__Given task__:
Using the data beneath, show every line that includes the word "this".
··········
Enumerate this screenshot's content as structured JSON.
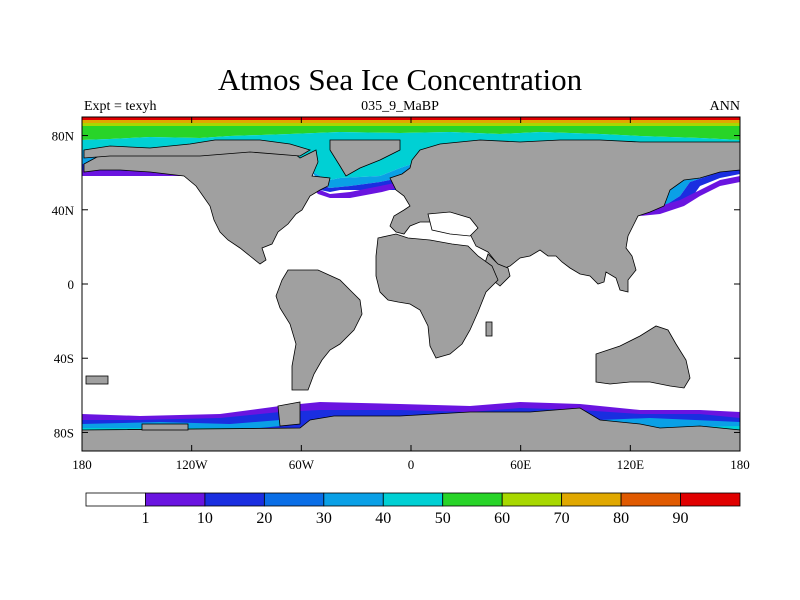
{
  "title": "Atmos Sea Ice Concentration",
  "subtitle_left": "Expt = texyh",
  "subtitle_center": "035_9_MaBP",
  "subtitle_right": "ANN",
  "lon_ticks": [
    "180",
    "120W",
    "60W",
    "0",
    "60E",
    "120E",
    "180"
  ],
  "lat_ticks": [
    "80N",
    "40N",
    "0",
    "40S",
    "80S"
  ],
  "colorbar": {
    "labels": [
      "1",
      "10",
      "20",
      "30",
      "40",
      "50",
      "60",
      "70",
      "80",
      "90"
    ],
    "colors": [
      "#ffffff",
      "#6a14e0",
      "#1a2ee0",
      "#0a6ee6",
      "#0aa0e6",
      "#00d0d4",
      "#28d428",
      "#a8d800",
      "#e0a800",
      "#e05a00",
      "#e00000"
    ]
  },
  "colors": {
    "land": "#a0a0a0",
    "ocean": "#ffffff",
    "ice_edge": "#6a14e0",
    "ice_10": "#1a2ee0",
    "ice_30": "#0aa0e6",
    "ice_50": "#00d0d4",
    "ice_60": "#28d428",
    "ice_70": "#a8d800",
    "ice_80": "#e0a800",
    "ice_90": "#e00000"
  }
}
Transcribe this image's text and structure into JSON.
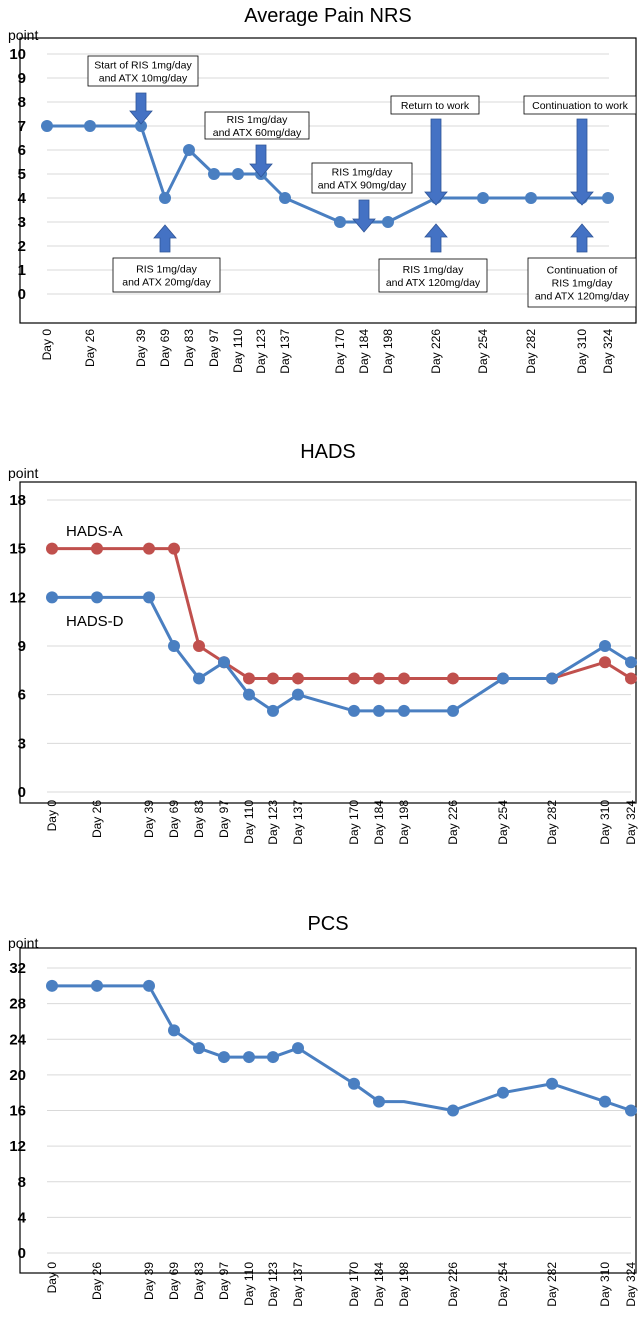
{
  "chart_data": [
    {
      "type": "line",
      "title": "Average Pain NRS",
      "ylabel": "point",
      "xlabel": "",
      "ylim": [
        0,
        10
      ],
      "yticks": [
        0,
        1,
        2,
        3,
        4,
        5,
        6,
        7,
        8,
        9,
        10
      ],
      "grid": true,
      "x": [
        0,
        26,
        39,
        69,
        83,
        97,
        110,
        123,
        137,
        170,
        184,
        198,
        226,
        254,
        282,
        310,
        324
      ],
      "categories": [
        "Day 0",
        "Day 26",
        "Day 39",
        "Day 69",
        "Day 83",
        "Day 97",
        "Day 110",
        "Day 123",
        "Day 137",
        "Day 170",
        "Day 184",
        "Day 198",
        "Day 226",
        "Day 254",
        "Day 282",
        "Day 310",
        "Day 324"
      ],
      "series": [
        {
          "color": "#4a7fc1",
          "values": [
            7,
            7,
            7,
            4,
            6,
            5,
            5,
            5,
            4,
            3,
            3,
            3,
            4,
            4,
            4,
            4,
            4
          ]
        }
      ],
      "annotations": [
        {
          "at": "Day 39",
          "direction": "down",
          "lines": [
            "Start of RIS 1mg/day",
            "and ATX 10mg/day"
          ]
        },
        {
          "at": "Day 69",
          "direction": "up",
          "lines": [
            "RIS 1mg/day",
            "and ATX 20mg/day"
          ]
        },
        {
          "at": "Day 123",
          "direction": "down",
          "lines": [
            "RIS 1mg/day",
            "and ATX 60mg/day"
          ]
        },
        {
          "at": "Day 184",
          "direction": "down",
          "lines": [
            "RIS 1mg/day",
            "and ATX 90mg/day"
          ]
        },
        {
          "at": "Day 226",
          "direction": "down",
          "lines": [
            "Return to work"
          ]
        },
        {
          "at": "Day 226",
          "direction": "up",
          "lines": [
            "RIS 1mg/day",
            "and ATX 120mg/day"
          ]
        },
        {
          "at": "Day 310",
          "direction": "down",
          "lines": [
            "Continuation to work"
          ]
        },
        {
          "at": "Day 310",
          "direction": "up",
          "lines": [
            "Continuation of",
            "RIS 1mg/day",
            "and ATX 120mg/day"
          ]
        }
      ]
    },
    {
      "type": "line",
      "title": "HADS",
      "ylabel": "point",
      "xlabel": "",
      "ylim": [
        0,
        18
      ],
      "yticks": [
        0,
        3,
        6,
        9,
        12,
        15,
        18
      ],
      "grid": true,
      "x": [
        0,
        26,
        39,
        69,
        83,
        97,
        110,
        123,
        137,
        170,
        184,
        198,
        226,
        254,
        282,
        310,
        324
      ],
      "categories": [
        "Day 0",
        "Day 26",
        "Day 39",
        "Day 69",
        "Day 83",
        "Day 97",
        "Day 110",
        "Day 123",
        "Day 137",
        "Day 170",
        "Day 184",
        "Day 198",
        "Day 226",
        "Day 254",
        "Day 282",
        "Day 310",
        "Day 324"
      ],
      "series": [
        {
          "name": "HADS-D",
          "color": "#4a7fc1",
          "values": [
            12,
            12,
            12,
            9,
            7,
            8,
            6,
            5,
            6,
            5,
            5,
            5,
            5,
            7,
            7,
            9,
            8
          ]
        },
        {
          "name": "HADS-A",
          "color": "#c0504d",
          "values": [
            15,
            15,
            15,
            15,
            9,
            8,
            7,
            7,
            7,
            7,
            7,
            7,
            7,
            7,
            7,
            8,
            7
          ]
        }
      ],
      "legend_placement": "inline-left"
    },
    {
      "type": "line",
      "title": "PCS",
      "ylabel": "point",
      "xlabel": "",
      "ylim": [
        0,
        32
      ],
      "yticks": [
        0,
        4,
        8,
        12,
        16,
        20,
        24,
        28,
        32
      ],
      "grid": true,
      "x": [
        0,
        26,
        39,
        69,
        83,
        97,
        110,
        123,
        137,
        170,
        184,
        198,
        226,
        254,
        282,
        310,
        324
      ],
      "categories": [
        "Day 0",
        "Day 26",
        "Day 39",
        "Day 69",
        "Day 83",
        "Day 97",
        "Day 110",
        "Day 123",
        "Day 137",
        "Day 170",
        "Day 184",
        "Day 198",
        "Day 226",
        "Day 254",
        "Day 282",
        "Day 310",
        "Day 324"
      ],
      "series": [
        {
          "color": "#4a7fc1",
          "values": [
            30,
            30,
            30,
            25,
            23,
            22,
            22,
            22,
            23,
            19,
            17,
            17,
            16,
            18,
            19,
            17,
            16
          ]
        }
      ],
      "marker_hidden_at": [
        "Day 198"
      ]
    }
  ]
}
··········
__Solution__:
Enumerate this screenshot's content as structured JSON.
Transcribe this image's text and structure into JSON.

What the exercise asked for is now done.